__Material supplied__:

· · ·

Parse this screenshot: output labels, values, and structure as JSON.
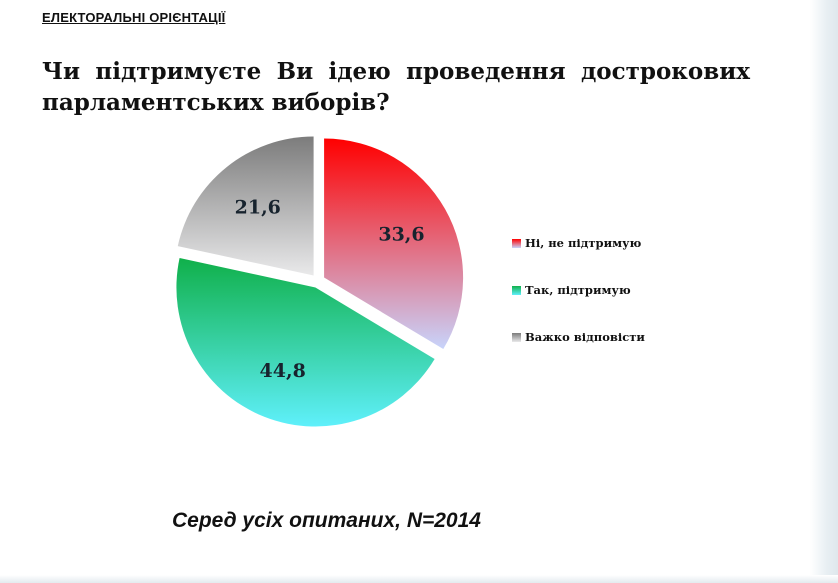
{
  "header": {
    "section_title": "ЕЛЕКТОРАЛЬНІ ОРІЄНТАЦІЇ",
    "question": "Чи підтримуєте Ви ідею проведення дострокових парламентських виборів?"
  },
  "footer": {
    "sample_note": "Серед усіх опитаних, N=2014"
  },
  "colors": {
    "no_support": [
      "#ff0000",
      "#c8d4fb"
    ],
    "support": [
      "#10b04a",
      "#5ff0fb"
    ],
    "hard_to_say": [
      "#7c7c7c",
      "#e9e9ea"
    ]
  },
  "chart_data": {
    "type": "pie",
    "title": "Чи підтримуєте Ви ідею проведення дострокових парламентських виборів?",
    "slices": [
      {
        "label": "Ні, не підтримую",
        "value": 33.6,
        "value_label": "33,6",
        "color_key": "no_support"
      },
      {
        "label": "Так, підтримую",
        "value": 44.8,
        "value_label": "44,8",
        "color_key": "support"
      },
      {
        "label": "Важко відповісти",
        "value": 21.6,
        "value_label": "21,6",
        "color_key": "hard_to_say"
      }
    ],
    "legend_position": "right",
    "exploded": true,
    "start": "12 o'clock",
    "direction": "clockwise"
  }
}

· · ·

__Direction__: Every entry should be returned exactly as written, minus the pictures.

__Answer in full__:
Parse this screenshot: output labels, values, and structure as JSON.
{
  "header": {
    "section_title": "ЕЛЕКТОРАЛЬНІ ОРІЄНТАЦІЇ",
    "question": "Чи підтримуєте Ви ідею проведення дострокових парламентських виборів?"
  },
  "footer": {
    "sample_note": "Серед усіх опитаних, N=2014"
  },
  "colors": {
    "no_support": [
      "#ff0000",
      "#c8d4fb"
    ],
    "support": [
      "#10b04a",
      "#5ff0fb"
    ],
    "hard_to_say": [
      "#7c7c7c",
      "#e9e9ea"
    ]
  },
  "chart_data": {
    "type": "pie",
    "title": "Чи підтримуєте Ви ідею проведення дострокових парламентських виборів?",
    "slices": [
      {
        "label": "Ні, не підтримую",
        "value": 33.6,
        "value_label": "33,6",
        "color_key": "no_support"
      },
      {
        "label": "Так, підтримую",
        "value": 44.8,
        "value_label": "44,8",
        "color_key": "support"
      },
      {
        "label": "Важко відповісти",
        "value": 21.6,
        "value_label": "21,6",
        "color_key": "hard_to_say"
      }
    ],
    "legend_position": "right",
    "exploded": true,
    "start": "12 o'clock",
    "direction": "clockwise"
  }
}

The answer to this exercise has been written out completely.